Exercise aim: Copy out each line of the material below with no changes.

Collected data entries

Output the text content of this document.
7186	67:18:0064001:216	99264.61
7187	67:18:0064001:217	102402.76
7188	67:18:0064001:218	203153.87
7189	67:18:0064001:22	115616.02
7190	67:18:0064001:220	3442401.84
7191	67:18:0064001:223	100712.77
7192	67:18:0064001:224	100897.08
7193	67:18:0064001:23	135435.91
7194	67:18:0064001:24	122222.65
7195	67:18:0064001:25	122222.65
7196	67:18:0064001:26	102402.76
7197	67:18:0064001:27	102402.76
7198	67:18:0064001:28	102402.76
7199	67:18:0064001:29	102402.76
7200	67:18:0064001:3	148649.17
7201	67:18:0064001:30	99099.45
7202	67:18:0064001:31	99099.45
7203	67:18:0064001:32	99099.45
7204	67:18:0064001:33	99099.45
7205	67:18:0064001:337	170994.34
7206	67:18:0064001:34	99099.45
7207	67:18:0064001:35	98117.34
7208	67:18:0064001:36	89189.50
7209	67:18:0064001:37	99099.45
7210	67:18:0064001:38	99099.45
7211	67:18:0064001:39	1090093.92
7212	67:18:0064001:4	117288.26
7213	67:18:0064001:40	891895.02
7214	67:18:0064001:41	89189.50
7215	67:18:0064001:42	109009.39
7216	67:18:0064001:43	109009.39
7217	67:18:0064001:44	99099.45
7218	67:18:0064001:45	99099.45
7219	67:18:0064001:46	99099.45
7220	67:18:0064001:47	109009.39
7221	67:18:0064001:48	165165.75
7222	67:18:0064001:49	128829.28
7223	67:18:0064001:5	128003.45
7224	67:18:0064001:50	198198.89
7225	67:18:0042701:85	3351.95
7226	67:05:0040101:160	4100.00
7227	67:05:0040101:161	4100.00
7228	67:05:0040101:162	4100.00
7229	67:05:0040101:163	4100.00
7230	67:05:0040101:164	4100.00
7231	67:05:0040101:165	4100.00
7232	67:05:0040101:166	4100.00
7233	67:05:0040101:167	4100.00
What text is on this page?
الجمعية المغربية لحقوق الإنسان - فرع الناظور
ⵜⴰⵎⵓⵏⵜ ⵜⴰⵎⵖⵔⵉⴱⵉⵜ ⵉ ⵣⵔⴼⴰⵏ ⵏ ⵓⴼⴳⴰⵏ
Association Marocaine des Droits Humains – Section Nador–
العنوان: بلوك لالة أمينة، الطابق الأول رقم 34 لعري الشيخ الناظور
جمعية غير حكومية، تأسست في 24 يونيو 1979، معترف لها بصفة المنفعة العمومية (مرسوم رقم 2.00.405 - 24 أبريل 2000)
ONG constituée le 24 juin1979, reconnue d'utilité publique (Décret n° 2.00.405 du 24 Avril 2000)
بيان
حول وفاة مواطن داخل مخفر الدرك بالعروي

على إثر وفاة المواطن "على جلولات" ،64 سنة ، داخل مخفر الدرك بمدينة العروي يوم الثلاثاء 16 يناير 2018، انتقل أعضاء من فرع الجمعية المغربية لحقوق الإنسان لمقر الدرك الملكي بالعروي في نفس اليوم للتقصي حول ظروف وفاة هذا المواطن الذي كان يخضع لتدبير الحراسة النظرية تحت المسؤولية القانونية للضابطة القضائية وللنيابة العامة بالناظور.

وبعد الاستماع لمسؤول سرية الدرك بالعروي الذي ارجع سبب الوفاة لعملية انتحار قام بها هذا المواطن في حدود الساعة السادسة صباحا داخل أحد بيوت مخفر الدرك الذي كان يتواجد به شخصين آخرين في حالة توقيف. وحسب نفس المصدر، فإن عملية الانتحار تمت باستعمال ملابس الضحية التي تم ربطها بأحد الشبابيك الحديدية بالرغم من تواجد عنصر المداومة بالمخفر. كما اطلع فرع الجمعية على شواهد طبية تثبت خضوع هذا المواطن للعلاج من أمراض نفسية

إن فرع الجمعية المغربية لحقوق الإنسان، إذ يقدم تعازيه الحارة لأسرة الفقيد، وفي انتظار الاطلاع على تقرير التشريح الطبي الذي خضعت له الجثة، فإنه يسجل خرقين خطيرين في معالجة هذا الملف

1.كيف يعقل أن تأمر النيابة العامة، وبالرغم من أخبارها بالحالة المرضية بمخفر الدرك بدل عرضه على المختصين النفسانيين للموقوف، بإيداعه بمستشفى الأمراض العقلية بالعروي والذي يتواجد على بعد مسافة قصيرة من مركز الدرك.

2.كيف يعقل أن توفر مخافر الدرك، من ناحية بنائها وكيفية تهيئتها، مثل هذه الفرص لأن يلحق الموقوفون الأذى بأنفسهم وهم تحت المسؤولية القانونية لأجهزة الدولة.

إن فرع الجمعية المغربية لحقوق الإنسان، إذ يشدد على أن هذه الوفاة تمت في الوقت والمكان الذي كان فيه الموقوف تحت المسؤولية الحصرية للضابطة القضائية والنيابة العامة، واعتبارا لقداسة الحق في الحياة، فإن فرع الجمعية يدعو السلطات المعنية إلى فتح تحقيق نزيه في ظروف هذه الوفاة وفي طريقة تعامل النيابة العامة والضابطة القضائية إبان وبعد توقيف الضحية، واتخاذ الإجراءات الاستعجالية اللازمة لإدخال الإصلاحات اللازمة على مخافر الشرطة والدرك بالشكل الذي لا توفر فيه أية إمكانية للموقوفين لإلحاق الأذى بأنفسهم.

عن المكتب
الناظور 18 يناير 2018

Expected answer:
Output the text content of this document.
7186	67:18:0064001:216	99264.61
7187	67:18:0064001:217	102402.76
7188	67:18:0064001:218	203153.87
7189	67:18:0064001:22	115616.02
7190	67:18:0064001:220	3442401.84
7191	67:18:0064001:223	100712.77
7192	67:18:0064001:224	100897.08
7193	67:18:0064001:23	135435.91
7194	67:18:0064001:24	122222.65
7195	67:18:0064001:25	122222.65
7196	67:18:0064001:26	102402.76
7197	67:18:0064001:27	102402.76
7198	67:18:0064001:28	102402.76
7199	67:18:0064001:29	102402.76
7200	67:18:0064001:3	148649.17
7201	67:18:0064001:30	99099.45
7202	67:18:0064001:31	99099.45
7203	67:18:0064001:32	99099.45
7204	67:18:0064001:33	99099.45
7205	67:18:0064001:337	170994.34
7206	67:18:0064001:34	99099.45
7207	67:18:0064001:35	98117.34
7208	67:18:0064001:36	89189.50
7209	67:18:0064001:37	99099.45
7210	67:18:0064001:38	99099.45
7211	67:18:0064001:39	1090093.92
7212	67:18:0064001:4	117288.26
7213	67:18:0064001:40	891895.02
7214	67:18:0064001:41	89189.50
7215	67:18:0064001:42	109009.39
7216	67:18:0064001:43	109009.39
7217	67:18:0064001:44	99099.45
7218	67:18:0064001:45	99099.45
7219	67:18:0064001:46	99099.45
7220	67:18:0064001:47	109009.39
7221	67:18:0064001:48	165165.75
7222	67:18:0064001:49	128829.28
7223	67:18:0064001:5	128003.45
7224	67:18:0064001:50	198198.89
7225	67:18:0042701:85	3351.95
7226	67:05:0040101:160	4100.00
7227	67:05:0040101:161	4100.00
7228	67:05:0040101:162	4100.00
7229	67:05:0040101:163	4100.00
7230	67:05:0040101:164	4100.00
7231	67:05:0040101:165	4100.00
7232	67:05:0040101:166	4100.00
7233	67:05:0040101:167	4100.00
What text is on this page?
الجمعية المغربية لحقوق الإنسان - فرع الناظور
ⵜⴰⵎⵓⵏⵜ ⵜⴰⵎⵖⵔⵉⴱⵉⵜ ⵉ ⵣⵔⴼⴰⵏ ⵏ ⵓⴼⴳⴰⵏ
Association Marocaine des Droits Humains – Section Nador–
العنوان: بلوك لالة أمينة، الطابق الأول رقم 34 لعري الشيخ الناظور
جمعية غير حكومية، تأسست في 24 يونيو 1979، معترف لها بصفة المنفعة العمومية (مرسوم رقم 2.00.405 - 24 أبريل 2000)
ONG constituée le 24 juin1979, reconnue d'utilité publique (Décret n° 2.00.405 du 24 Avril 2000)
بيان
حول وفاة مواطن داخل مخفر الدرك بالعروي

على إثر وفاة المواطن "على جلولات" ،64 سنة ، داخل مخفر الدرك بمدينة العروي يوم الثلاثاء 16 يناير 2018، انتقل أعضاء من فرع الجمعية المغربية لحقوق الإنسان لمقر الدرك الملكي بالعروي في نفس اليوم للتقصي حول ظروف وفاة هذا المواطن الذي كان يخضع لتدبير الحراسة النظرية تحت المسؤولية القانونية للضابطة القضائية وللنيابة العامة بالناظور.

وبعد الاستماع لمسؤول سرية الدرك بالعروي الذي ارجع سبب الوفاة لعملية انتحار قام بها هذا المواطن في حدود الساعة السادسة صباحا داخل أحد بيوت مخفر الدرك الذي كان يتواجد به شخصين آخرين في حالة توقيف. وحسب نفس المصدر، فإن عملية الانتحار تمت باستعمال ملابس الضحية التي تم ربطها بأحد الشبابيك الحديدية بالرغم من تواجد عنصر المداومة بالمخفر. كما اطلع فرع الجمعية على شواهد طبية تثبت خضوع هذا المواطن للعلاج من أمراض نفسية

إن فرع الجمعية المغربية لحقوق الإنسان، إذ يقدم تعازيه الحارة لأسرة الفقيد، وفي انتظار الاطلاع على تقرير التشريح الطبي الذي خضعت له الجثة، فإنه يسجل خرقين خطيرين في معالجة هذا الملف

1.كيف يعقل أن تأمر النيابة العامة، وبالرغم من أخبارها بالحالة المرضية بمخفر الدرك بدل عرضه على المختصين النفسانيين للموقوف، بإيداعه بمستشفى الأمراض العقلية بالعروي والذي يتواجد على بعد مسافة قصيرة من مركز الدرك.

2.كيف يعقل أن توفر مخافر الدرك، من ناحية بنائها وكيفية تهيئتها، مثل هذه الفرص لأن يلحق الموقوفون الأذى بأنفسهم وهم تحت المسؤولية القانونية لأجهزة الدولة.

إن فرع الجمعية المغربية لحقوق الإنسان، إذ يشدد على أن هذه الوفاة تمت في الوقت والمكان الذي كان فيه الموقوف تحت المسؤولية الحصرية للضابطة القضائية والنيابة العامة، واعتبارا لقداسة الحق في الحياة، فإن فرع الجمعية يدعو السلطات المعنية إلى فتح تحقيق نزيه في ظروف هذه الوفاة وفي طريقة تعامل النيابة العامة والضابطة القضائية إبان وبعد توقيف الضحية، واتخاذ الإجراءات الاستعجالية اللازمة لإدخال الإصلاحات اللازمة على مخافر الشرطة والدرك بالشكل الذي لا توفر فيه أية إمكانية للموقوفين لإلحاق الأذى بأنفسهم.

عن المكتب
الناظور 18 يناير 2018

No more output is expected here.